Given problem ::
Make an exact copy of all the records.

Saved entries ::
┌──
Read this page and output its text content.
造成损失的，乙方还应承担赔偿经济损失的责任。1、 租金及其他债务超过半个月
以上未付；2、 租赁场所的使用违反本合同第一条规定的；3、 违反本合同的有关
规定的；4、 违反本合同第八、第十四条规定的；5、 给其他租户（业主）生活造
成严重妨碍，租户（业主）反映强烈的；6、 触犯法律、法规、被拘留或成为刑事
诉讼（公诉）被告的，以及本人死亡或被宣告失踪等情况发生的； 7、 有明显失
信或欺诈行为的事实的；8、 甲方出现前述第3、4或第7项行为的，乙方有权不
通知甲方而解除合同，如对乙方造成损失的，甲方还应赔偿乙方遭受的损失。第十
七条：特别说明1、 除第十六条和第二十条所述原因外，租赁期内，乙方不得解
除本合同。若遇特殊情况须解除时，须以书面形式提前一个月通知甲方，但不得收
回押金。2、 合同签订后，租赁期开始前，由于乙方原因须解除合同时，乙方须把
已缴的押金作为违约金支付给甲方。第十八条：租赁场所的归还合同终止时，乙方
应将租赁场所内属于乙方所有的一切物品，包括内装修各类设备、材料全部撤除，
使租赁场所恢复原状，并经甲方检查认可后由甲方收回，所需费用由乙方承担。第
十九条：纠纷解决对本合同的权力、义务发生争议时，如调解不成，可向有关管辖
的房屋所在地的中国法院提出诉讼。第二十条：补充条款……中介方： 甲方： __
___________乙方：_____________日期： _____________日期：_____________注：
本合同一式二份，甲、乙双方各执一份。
└──
Solved problem ::
Read this page and output its text content.
造成损失的，乙方还应承担赔偿经济损失的责任。1、 租金及其他债务超过半个月
以上未付；2、 租赁场所的使用违反本合同第一条规定的；3、 违反本合同的有关
规定的；4、 违反本合同第八、第十四条规定的；5、 给其他租户（业主）生活造
成严重妨碍，租户（业主）反映强烈的；6、 触犯法律、法规、被拘留或成为刑事
诉讼（公诉）被告的，以及本人死亡或被宣告失踪等情况发生的； 7、 有明显失
信或欺诈行为的事实的；8、 甲方出现前述第3、4或第7项行为的，乙方有权不
通知甲方而解除合同，如对乙方造成损失的，甲方还应赔偿乙方遭受的损失。第十
七条：特别说明1、 除第十六条和第二十条所述原因外，租赁期内，乙方不得解
除本合同。若遇特殊情况须解除时，须以书面形式提前一个月通知甲方，但不得收
回押金。2、 合同签订后，租赁期开始前，由于乙方原因须解除合同时，乙方须把
已缴的押金作为违约金支付给甲方。第十八条：租赁场所的归还合同终止时，乙方
应将租赁场所内属于乙方所有的一切物品，包括内装修各类设备、材料全部撤除，
使租赁场所恢复原状，并经甲方检查认可后由甲方收回，所需费用由乙方承担。第
十九条：纠纷解决对本合同的权力、义务发生争议时，如调解不成，可向有关管辖
的房屋所在地的中国法院提出诉讼。第二十条：补充条款……中介方： 甲方： __
___________乙方：_____________日期： _____________日期：_____________注：
本合同一式二份，甲、乙双方各执一份。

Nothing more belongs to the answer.